## start
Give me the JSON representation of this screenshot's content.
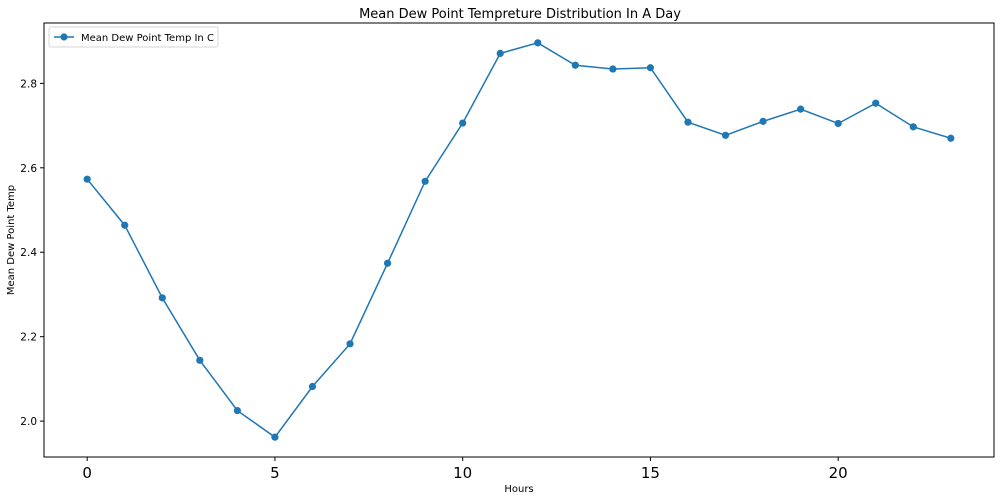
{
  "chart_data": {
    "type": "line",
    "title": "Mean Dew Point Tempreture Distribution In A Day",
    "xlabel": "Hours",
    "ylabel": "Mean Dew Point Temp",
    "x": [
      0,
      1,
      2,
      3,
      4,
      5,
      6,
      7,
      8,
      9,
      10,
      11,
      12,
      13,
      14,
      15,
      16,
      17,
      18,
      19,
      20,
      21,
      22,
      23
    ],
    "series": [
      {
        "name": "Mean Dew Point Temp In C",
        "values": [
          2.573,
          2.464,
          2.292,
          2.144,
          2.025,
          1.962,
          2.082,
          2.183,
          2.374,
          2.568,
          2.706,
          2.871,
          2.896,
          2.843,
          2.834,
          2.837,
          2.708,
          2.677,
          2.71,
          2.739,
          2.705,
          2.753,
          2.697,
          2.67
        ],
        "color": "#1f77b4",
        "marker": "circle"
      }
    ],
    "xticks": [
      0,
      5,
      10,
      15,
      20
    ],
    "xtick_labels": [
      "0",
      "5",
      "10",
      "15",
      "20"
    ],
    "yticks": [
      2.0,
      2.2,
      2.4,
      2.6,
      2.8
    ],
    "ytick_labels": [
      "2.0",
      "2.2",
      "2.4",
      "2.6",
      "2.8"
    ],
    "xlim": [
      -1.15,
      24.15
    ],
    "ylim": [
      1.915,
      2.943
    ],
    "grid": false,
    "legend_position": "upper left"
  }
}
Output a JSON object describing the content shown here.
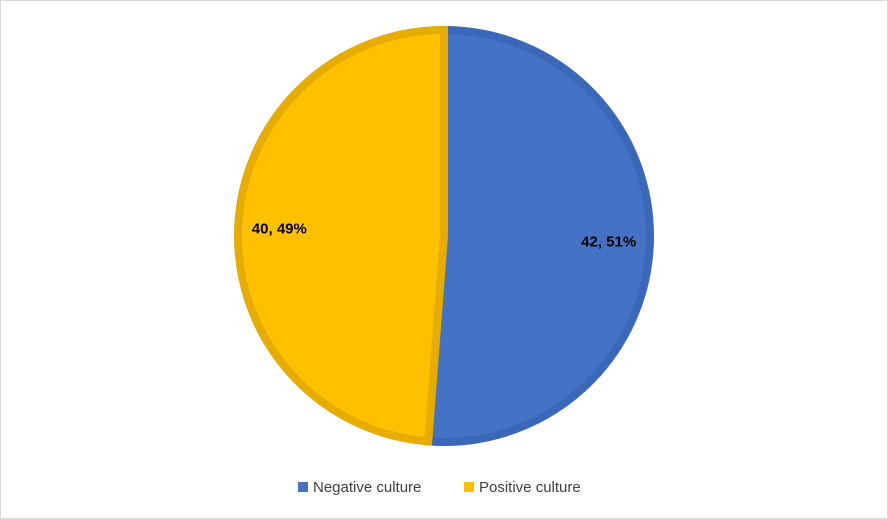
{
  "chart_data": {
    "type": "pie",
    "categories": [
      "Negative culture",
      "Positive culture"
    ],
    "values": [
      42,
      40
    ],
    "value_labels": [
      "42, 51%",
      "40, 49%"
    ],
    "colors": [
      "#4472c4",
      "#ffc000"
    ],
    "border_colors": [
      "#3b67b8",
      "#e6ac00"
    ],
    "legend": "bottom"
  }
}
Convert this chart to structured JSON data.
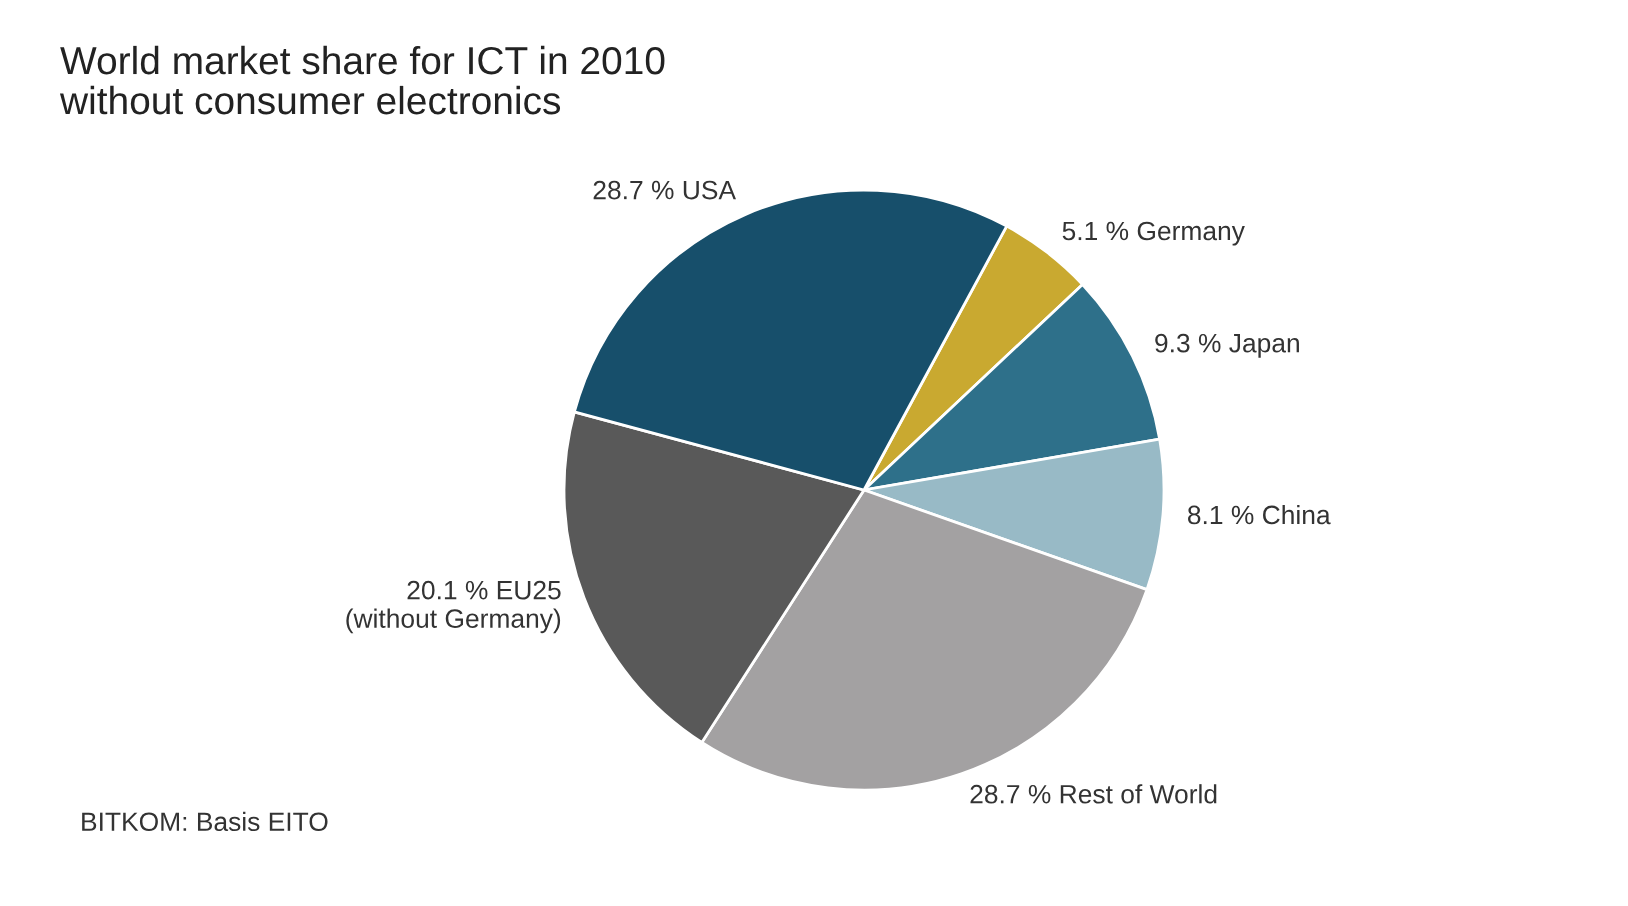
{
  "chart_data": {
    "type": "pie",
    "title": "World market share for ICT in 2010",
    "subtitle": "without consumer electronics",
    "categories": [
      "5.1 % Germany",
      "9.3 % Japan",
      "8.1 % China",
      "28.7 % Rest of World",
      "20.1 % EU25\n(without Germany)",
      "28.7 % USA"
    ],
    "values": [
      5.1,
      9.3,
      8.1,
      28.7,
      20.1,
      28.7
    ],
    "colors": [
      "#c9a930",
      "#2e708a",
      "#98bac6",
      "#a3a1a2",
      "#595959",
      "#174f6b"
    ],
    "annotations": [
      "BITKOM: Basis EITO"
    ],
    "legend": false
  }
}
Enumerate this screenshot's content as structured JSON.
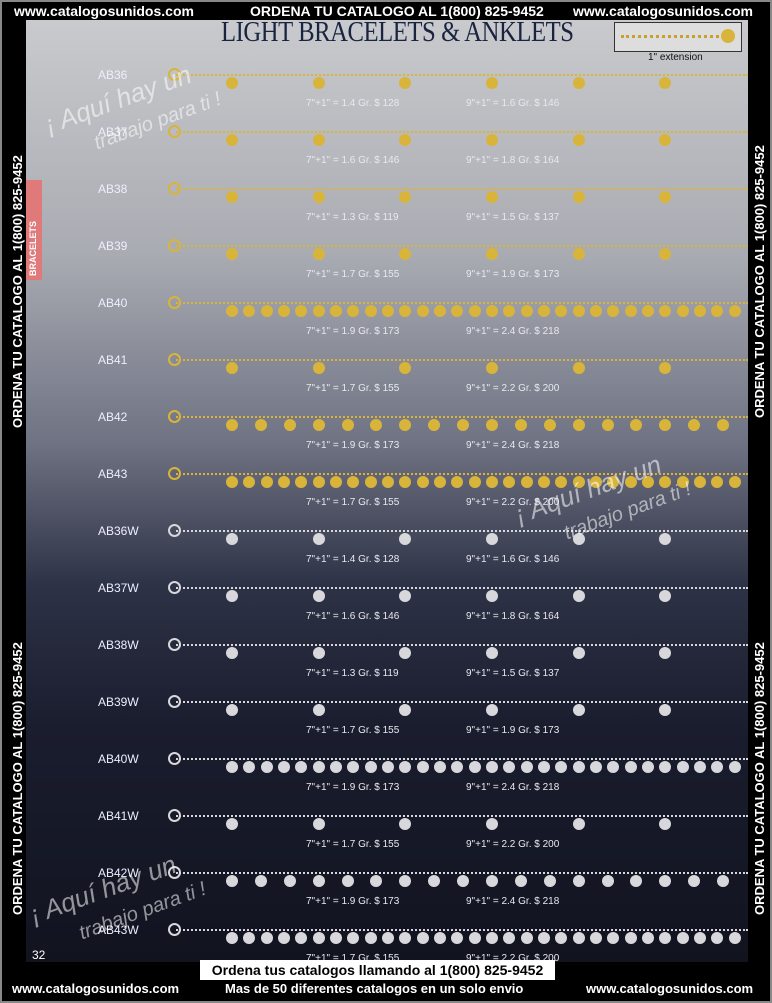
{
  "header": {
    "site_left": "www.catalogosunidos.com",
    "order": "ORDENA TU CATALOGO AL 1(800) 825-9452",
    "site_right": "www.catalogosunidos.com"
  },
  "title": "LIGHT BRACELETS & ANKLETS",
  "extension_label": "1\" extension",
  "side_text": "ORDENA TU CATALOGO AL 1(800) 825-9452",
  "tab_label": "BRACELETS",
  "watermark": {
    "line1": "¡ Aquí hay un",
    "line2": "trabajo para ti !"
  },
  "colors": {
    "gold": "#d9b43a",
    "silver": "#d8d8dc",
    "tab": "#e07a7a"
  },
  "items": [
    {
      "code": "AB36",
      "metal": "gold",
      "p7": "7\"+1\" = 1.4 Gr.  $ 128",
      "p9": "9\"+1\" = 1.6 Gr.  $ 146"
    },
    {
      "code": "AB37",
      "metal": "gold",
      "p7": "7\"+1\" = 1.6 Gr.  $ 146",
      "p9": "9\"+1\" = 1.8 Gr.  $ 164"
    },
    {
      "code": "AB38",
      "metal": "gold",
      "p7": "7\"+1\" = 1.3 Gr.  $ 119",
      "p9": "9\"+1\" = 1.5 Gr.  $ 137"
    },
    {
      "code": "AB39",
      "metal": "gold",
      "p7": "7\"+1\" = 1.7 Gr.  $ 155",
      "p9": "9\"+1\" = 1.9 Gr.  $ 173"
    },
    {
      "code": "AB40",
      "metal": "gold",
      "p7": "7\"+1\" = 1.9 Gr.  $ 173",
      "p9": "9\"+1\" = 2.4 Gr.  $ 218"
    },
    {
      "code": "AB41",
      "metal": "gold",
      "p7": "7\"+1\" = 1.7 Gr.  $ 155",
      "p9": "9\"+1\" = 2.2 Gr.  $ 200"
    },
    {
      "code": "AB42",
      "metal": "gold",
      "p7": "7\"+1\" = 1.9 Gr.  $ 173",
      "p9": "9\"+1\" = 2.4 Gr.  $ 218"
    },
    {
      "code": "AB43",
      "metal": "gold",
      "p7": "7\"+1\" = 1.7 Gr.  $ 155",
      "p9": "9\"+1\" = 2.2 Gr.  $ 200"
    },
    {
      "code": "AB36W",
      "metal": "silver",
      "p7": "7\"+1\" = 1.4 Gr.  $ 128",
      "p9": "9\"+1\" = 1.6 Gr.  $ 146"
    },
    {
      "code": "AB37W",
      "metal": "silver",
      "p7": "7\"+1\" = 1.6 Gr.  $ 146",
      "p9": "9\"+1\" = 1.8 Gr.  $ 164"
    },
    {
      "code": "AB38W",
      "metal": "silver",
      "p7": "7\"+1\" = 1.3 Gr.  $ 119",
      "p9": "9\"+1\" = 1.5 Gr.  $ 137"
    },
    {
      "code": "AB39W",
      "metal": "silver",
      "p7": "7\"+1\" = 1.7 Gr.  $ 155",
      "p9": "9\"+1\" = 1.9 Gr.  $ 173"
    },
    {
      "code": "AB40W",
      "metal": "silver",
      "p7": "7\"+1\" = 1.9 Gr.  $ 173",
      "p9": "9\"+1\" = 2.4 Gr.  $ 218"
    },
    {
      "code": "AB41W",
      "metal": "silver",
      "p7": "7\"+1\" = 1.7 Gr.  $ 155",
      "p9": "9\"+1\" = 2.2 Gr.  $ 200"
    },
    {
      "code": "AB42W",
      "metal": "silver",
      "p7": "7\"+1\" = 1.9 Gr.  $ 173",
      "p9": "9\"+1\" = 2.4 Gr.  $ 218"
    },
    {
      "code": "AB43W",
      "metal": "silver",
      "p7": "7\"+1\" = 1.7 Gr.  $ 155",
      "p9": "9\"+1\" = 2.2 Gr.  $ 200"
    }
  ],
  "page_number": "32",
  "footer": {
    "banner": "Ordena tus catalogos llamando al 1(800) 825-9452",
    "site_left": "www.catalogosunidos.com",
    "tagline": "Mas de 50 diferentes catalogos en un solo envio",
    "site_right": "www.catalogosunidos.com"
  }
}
## end
What you will do ▸ Scan the material line by line and report each one that contains "Germany".

Full answer ▸
      "5.1 % Germany",
      "20.1 % EU25\n(without Germany)",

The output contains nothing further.